Records provided:

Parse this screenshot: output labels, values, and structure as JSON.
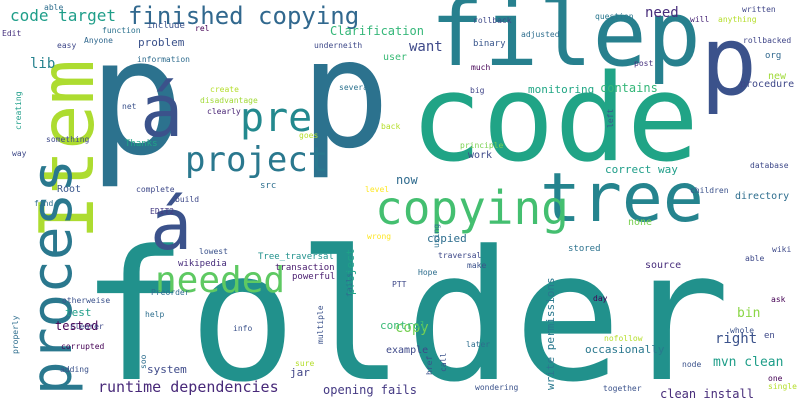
{
  "words": [
    {
      "text": "folder",
      "color": "#21918c"
    },
    {
      "text": "p",
      "color": "#2c728e"
    },
    {
      "text": "code",
      "color": "#20a486"
    },
    {
      "text": "p",
      "color": "#2c728e"
    },
    {
      "text": "filep",
      "color": "#27808e"
    },
    {
      "text": "p",
      "color": "#3b528b"
    },
    {
      "text": "Item",
      "color": "#addc30"
    },
    {
      "text": "á",
      "color": "#3b528b"
    },
    {
      "text": "á",
      "color": "#3b528b"
    },
    {
      "text": "tree",
      "color": "#25848e"
    },
    {
      "text": "process",
      "color": "#2a788e"
    },
    {
      "text": "copying",
      "color": "#44bf70"
    },
    {
      "text": "project",
      "color": "#2a788e"
    },
    {
      "text": "pre",
      "color": "#23898e"
    },
    {
      "text": "finished copying",
      "color": "#31688e"
    },
    {
      "text": "needed",
      "color": "#5ec962"
    },
    {
      "text": "code target",
      "color": "#1f9e89"
    },
    {
      "text": "runtime dependencies",
      "color": "#482979"
    },
    {
      "text": "copy",
      "color": "#75d054"
    },
    {
      "text": "Clarification",
      "color": "#35b779"
    },
    {
      "text": "bin",
      "color": "#8bd646"
    },
    {
      "text": "right",
      "color": "#3b528b"
    },
    {
      "text": "tested",
      "color": "#440154"
    },
    {
      "text": "want",
      "color": "#3e4989"
    },
    {
      "text": "need",
      "color": "#472d7b"
    },
    {
      "text": "mvn clean",
      "color": "#1f9e89"
    },
    {
      "text": "clean install",
      "color": "#472c7a"
    },
    {
      "text": "opening fails",
      "color": "#443983"
    },
    {
      "text": "contains",
      "color": "#35b779"
    },
    {
      "text": "copied",
      "color": "#2e6e8e"
    },
    {
      "text": "system",
      "color": "#3e4a89"
    },
    {
      "text": "write permissions",
      "color": "#2a788e"
    },
    {
      "text": "monitoring",
      "color": "#22a785"
    },
    {
      "text": "project",
      "color": "#1fa188"
    },
    {
      "text": "correct way",
      "color": "#1f9e89"
    },
    {
      "text": "now",
      "color": "#2f6b8e"
    },
    {
      "text": "jar",
      "color": "#414487"
    },
    {
      "text": "occasionally",
      "color": "#2a788e"
    },
    {
      "text": "control",
      "color": "#3aba76"
    },
    {
      "text": "lib",
      "color": "#26828e"
    },
    {
      "text": "Root",
      "color": "#39568c"
    },
    {
      "text": "example",
      "color": "#3e4989"
    },
    {
      "text": "test",
      "color": "#1f9e89"
    },
    {
      "text": "problem",
      "color": "#3b528b"
    },
    {
      "text": "work",
      "color": "#3e4989"
    },
    {
      "text": "user",
      "color": "#3aba76"
    },
    {
      "text": "binary",
      "color": "#39568c"
    },
    {
      "text": "Anyone",
      "color": "#31688e"
    },
    {
      "text": "Tree_traversal",
      "color": "#21918c"
    },
    {
      "text": "source",
      "color": "#472d7b"
    },
    {
      "text": "wikipedia",
      "color": "#472d7b"
    },
    {
      "text": "stored",
      "color": "#2c728e"
    },
    {
      "text": "directory",
      "color": "#2e6e8e"
    },
    {
      "text": "none",
      "color": "#7ad151"
    },
    {
      "text": "procedure",
      "color": "#3f4889"
    },
    {
      "text": "new",
      "color": "#a0da39"
    },
    {
      "text": "org",
      "color": "#31688e"
    },
    {
      "text": "src",
      "color": "#2e6f8e"
    },
    {
      "text": "en",
      "color": "#3e4989"
    },
    {
      "text": "powerful",
      "color": "#481c6e"
    },
    {
      "text": "transaction",
      "color": "#481a6c"
    },
    {
      "text": "Thanks",
      "color": "#20a486"
    },
    {
      "text": "include",
      "color": "#3b528b"
    },
    {
      "text": "function",
      "color": "#2c728e"
    },
    {
      "text": "EDIT2",
      "color": "#443a83"
    },
    {
      "text": "rollback",
      "color": "#3e4989"
    },
    {
      "text": "adjusted",
      "color": "#2e6e8e"
    },
    {
      "text": "question",
      "color": "#2a778e"
    },
    {
      "text": "written",
      "color": "#404688"
    },
    {
      "text": "anything",
      "color": "#b5de2b"
    },
    {
      "text": "rollbacked",
      "color": "#404688"
    },
    {
      "text": "will",
      "color": "#482576"
    },
    {
      "text": "much",
      "color": "#440154"
    },
    {
      "text": "post",
      "color": "#46327e"
    },
    {
      "text": "big",
      "color": "#404688"
    },
    {
      "text": "several",
      "color": "#2c728e"
    },
    {
      "text": "underneith",
      "color": "#3e4989"
    },
    {
      "text": "information",
      "color": "#2f6c8e"
    },
    {
      "text": "able",
      "color": "#2e6e8e"
    },
    {
      "text": "Edit",
      "color": "#46307e"
    },
    {
      "text": "easy",
      "color": "#3f4889"
    },
    {
      "text": "rel",
      "color": "#440154"
    },
    {
      "text": "net",
      "color": "#3b528b"
    },
    {
      "text": "create",
      "color": "#b5de2b"
    },
    {
      "text": "disadvantage",
      "color": "#a2da37"
    },
    {
      "text": "clearly",
      "color": "#482475"
    },
    {
      "text": "goes",
      "color": "#b5de2b"
    },
    {
      "text": "back",
      "color": "#b5de2b"
    },
    {
      "text": "left",
      "color": "#39568c"
    },
    {
      "text": "principle",
      "color": "#7ad151"
    },
    {
      "text": "something",
      "color": "#3e4989"
    },
    {
      "text": "creating",
      "color": "#1f9e89"
    },
    {
      "text": "way",
      "color": "#3e4989"
    },
    {
      "text": "complete",
      "color": "#3e4989"
    },
    {
      "text": "build",
      "color": "#3e4989"
    },
    {
      "text": "find",
      "color": "#2e6e8e"
    },
    {
      "text": "level",
      "color": "#fde725"
    },
    {
      "text": "children",
      "color": "#3b528b"
    },
    {
      "text": "database",
      "color": "#3e4989"
    },
    {
      "text": "wrong",
      "color": "#fde725"
    },
    {
      "text": "traversal",
      "color": "#3e4989"
    },
    {
      "text": "using",
      "color": "#2c728e"
    },
    {
      "text": "lowest",
      "color": "#3b528b"
    },
    {
      "text": "Hope",
      "color": "#2e6e8e"
    },
    {
      "text": "make",
      "color": "#3b528b"
    },
    {
      "text": "PTT",
      "color": "#3e4989"
    },
    {
      "text": "wiki",
      "color": "#3e4989"
    },
    {
      "text": "able",
      "color": "#3e4989"
    },
    {
      "text": "Preorder",
      "color": "#2f6c8e"
    },
    {
      "text": "otherweise",
      "color": "#3b528b"
    },
    {
      "text": "help",
      "color": "#2e6e8e"
    },
    {
      "text": "fails",
      "color": "#2e6e8e"
    },
    {
      "text": "day",
      "color": "#440154"
    },
    {
      "text": "ask",
      "color": "#440154"
    },
    {
      "text": "clearer",
      "color": "#3e4989"
    },
    {
      "text": "info",
      "color": "#3b528b"
    },
    {
      "text": "properly",
      "color": "#2e6e8e"
    },
    {
      "text": "corrupted",
      "color": "#440154"
    },
    {
      "text": "multiple",
      "color": "#3b528b"
    },
    {
      "text": "nofollow",
      "color": "#b5de2b"
    },
    {
      "text": "whole",
      "color": "#3b528b"
    },
    {
      "text": "later",
      "color": "#2e6e8e"
    },
    {
      "text": "node",
      "color": "#3b528b"
    },
    {
      "text": "one",
      "color": "#440154"
    },
    {
      "text": "adding",
      "color": "#3b528b"
    },
    {
      "text": "soo",
      "color": "#2e6e8e"
    },
    {
      "text": "sure",
      "color": "#b5de2b"
    },
    {
      "text": "href",
      "color": "#3b528b"
    },
    {
      "text": "call",
      "color": "#3b528b"
    },
    {
      "text": "single",
      "color": "#b5de2b"
    },
    {
      "text": "together",
      "color": "#3b528b"
    },
    {
      "text": "wondering",
      "color": "#3b528b"
    }
  ]
}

Problem to work on:
Tally how many lines in the material above hold the word "copying". Write only that number.

Full solution:
2